◆ To do: Below is the data. Give it again, complete and exact.

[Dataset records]
## BEGIN

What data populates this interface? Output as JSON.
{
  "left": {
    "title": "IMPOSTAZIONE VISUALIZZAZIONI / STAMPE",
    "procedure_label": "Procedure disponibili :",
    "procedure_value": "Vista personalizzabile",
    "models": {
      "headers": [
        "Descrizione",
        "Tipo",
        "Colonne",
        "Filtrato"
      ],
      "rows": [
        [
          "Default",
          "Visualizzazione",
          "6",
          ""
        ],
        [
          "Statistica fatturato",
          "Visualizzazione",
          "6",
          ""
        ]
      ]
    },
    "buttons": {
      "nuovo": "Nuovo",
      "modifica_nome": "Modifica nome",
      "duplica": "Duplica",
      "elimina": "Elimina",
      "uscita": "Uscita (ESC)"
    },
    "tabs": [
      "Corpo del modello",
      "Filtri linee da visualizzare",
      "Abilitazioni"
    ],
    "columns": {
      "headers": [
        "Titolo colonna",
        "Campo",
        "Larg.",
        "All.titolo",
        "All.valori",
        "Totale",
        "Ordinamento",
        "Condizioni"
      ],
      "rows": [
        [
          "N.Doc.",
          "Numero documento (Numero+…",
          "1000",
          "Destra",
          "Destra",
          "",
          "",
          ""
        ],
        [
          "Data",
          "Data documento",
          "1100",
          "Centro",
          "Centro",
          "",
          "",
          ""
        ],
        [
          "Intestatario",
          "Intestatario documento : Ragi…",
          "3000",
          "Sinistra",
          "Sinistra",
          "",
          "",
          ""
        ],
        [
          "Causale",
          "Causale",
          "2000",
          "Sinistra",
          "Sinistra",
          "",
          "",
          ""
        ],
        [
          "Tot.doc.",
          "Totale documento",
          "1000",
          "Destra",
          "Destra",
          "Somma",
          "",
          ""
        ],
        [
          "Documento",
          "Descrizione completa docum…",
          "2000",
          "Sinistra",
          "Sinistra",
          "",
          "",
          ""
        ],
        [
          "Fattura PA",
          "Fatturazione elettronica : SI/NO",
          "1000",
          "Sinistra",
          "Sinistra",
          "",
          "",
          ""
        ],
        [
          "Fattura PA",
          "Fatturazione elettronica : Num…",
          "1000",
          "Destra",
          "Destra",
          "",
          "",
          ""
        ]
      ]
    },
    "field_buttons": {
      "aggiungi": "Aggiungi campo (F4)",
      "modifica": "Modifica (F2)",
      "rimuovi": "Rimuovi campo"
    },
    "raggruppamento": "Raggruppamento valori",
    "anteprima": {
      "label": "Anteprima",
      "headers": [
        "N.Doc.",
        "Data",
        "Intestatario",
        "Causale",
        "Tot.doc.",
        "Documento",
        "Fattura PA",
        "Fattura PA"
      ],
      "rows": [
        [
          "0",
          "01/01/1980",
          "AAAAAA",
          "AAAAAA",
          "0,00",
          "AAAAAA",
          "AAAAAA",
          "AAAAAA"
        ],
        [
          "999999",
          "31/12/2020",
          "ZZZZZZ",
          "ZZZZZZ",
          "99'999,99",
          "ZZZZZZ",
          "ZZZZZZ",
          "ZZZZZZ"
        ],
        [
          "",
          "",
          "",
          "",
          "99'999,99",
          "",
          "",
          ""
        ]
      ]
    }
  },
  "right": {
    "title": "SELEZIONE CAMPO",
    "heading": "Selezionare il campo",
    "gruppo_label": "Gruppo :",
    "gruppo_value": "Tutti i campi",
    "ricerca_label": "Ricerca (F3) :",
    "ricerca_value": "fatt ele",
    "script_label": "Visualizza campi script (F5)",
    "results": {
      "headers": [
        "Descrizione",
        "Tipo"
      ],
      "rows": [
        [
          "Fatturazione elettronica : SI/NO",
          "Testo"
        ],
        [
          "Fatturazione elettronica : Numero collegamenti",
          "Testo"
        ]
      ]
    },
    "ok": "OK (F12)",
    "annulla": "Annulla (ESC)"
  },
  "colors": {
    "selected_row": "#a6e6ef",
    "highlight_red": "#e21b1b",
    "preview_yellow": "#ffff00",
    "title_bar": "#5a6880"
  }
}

## END

◆ Solved exercise:
What data populates this interface? Output as JSON.
{
  "left": {
    "title": "IMPOSTAZIONE VISUALIZZAZIONI / STAMPE",
    "procedure_label": "Procedure disponibili :",
    "procedure_value": "Vista personalizzabile",
    "models": {
      "headers": [
        "Descrizione",
        "Tipo",
        "Colonne",
        "Filtrato"
      ],
      "rows": [
        [
          "Default",
          "Visualizzazione",
          "6",
          ""
        ],
        [
          "Statistica fatturato",
          "Visualizzazione",
          "6",
          ""
        ]
      ]
    },
    "buttons": {
      "nuovo": "Nuovo",
      "modifica_nome": "Modifica nome",
      "duplica": "Duplica",
      "elimina": "Elimina",
      "uscita": "Uscita (ESC)"
    },
    "tabs": [
      "Corpo del modello",
      "Filtri linee da visualizzare",
      "Abilitazioni"
    ],
    "columns": {
      "headers": [
        "Titolo colonna",
        "Campo",
        "Larg.",
        "All.titolo",
        "All.valori",
        "Totale",
        "Ordinamento",
        "Condizioni"
      ],
      "rows": [
        [
          "N.Doc.",
          "Numero documento (Numero+…",
          "1000",
          "Destra",
          "Destra",
          "",
          "",
          ""
        ],
        [
          "Data",
          "Data documento",
          "1100",
          "Centro",
          "Centro",
          "",
          "",
          ""
        ],
        [
          "Intestatario",
          "Intestatario documento : Ragi…",
          "3000",
          "Sinistra",
          "Sinistra",
          "",
          "",
          ""
        ],
        [
          "Causale",
          "Causale",
          "2000",
          "Sinistra",
          "Sinistra",
          "",
          "",
          ""
        ],
        [
          "Tot.doc.",
          "Totale documento",
          "1000",
          "Destra",
          "Destra",
          "Somma",
          "",
          ""
        ],
        [
          "Documento",
          "Descrizione completa docum…",
          "2000",
          "Sinistra",
          "Sinistra",
          "",
          "",
          ""
        ],
        [
          "Fattura PA",
          "Fatturazione elettronica : SI/NO",
          "1000",
          "Sinistra",
          "Sinistra",
          "",
          "",
          ""
        ],
        [
          "Fattura PA",
          "Fatturazione elettronica : Num…",
          "1000",
          "Destra",
          "Destra",
          "",
          "",
          ""
        ]
      ]
    },
    "field_buttons": {
      "aggiungi": "Aggiungi campo (F4)",
      "modifica": "Modifica (F2)",
      "rimuovi": "Rimuovi campo"
    },
    "raggruppamento": "Raggruppamento valori",
    "anteprima": {
      "label": "Anteprima",
      "headers": [
        "N.Doc.",
        "Data",
        "Intestatario",
        "Causale",
        "Tot.doc.",
        "Documento",
        "Fattura PA",
        "Fattura PA"
      ],
      "rows": [
        [
          "0",
          "01/01/1980",
          "AAAAAA",
          "AAAAAA",
          "0,00",
          "AAAAAA",
          "AAAAAA",
          "AAAAAA"
        ],
        [
          "999999",
          "31/12/2020",
          "ZZZZZZ",
          "ZZZZZZ",
          "99'999,99",
          "ZZZZZZ",
          "ZZZZZZ",
          "ZZZZZZ"
        ],
        [
          "",
          "",
          "",
          "",
          "99'999,99",
          "",
          "",
          ""
        ]
      ]
    }
  },
  "right": {
    "title": "SELEZIONE CAMPO",
    "heading": "Selezionare il campo",
    "gruppo_label": "Gruppo :",
    "gruppo_value": "Tutti i campi",
    "ricerca_label": "Ricerca (F3) :",
    "ricerca_value": "fatt ele",
    "script_label": "Visualizza campi script (F5)",
    "results": {
      "headers": [
        "Descrizione",
        "Tipo"
      ],
      "rows": [
        [
          "Fatturazione elettronica : SI/NO",
          "Testo"
        ],
        [
          "Fatturazione elettronica : Numero collegamenti",
          "Testo"
        ]
      ]
    },
    "ok": "OK (F12)",
    "annulla": "Annulla (ESC)"
  },
  "colors": {
    "selected_row": "#a6e6ef",
    "highlight_red": "#e21b1b",
    "preview_yellow": "#ffff00",
    "title_bar": "#5a6880"
  }
}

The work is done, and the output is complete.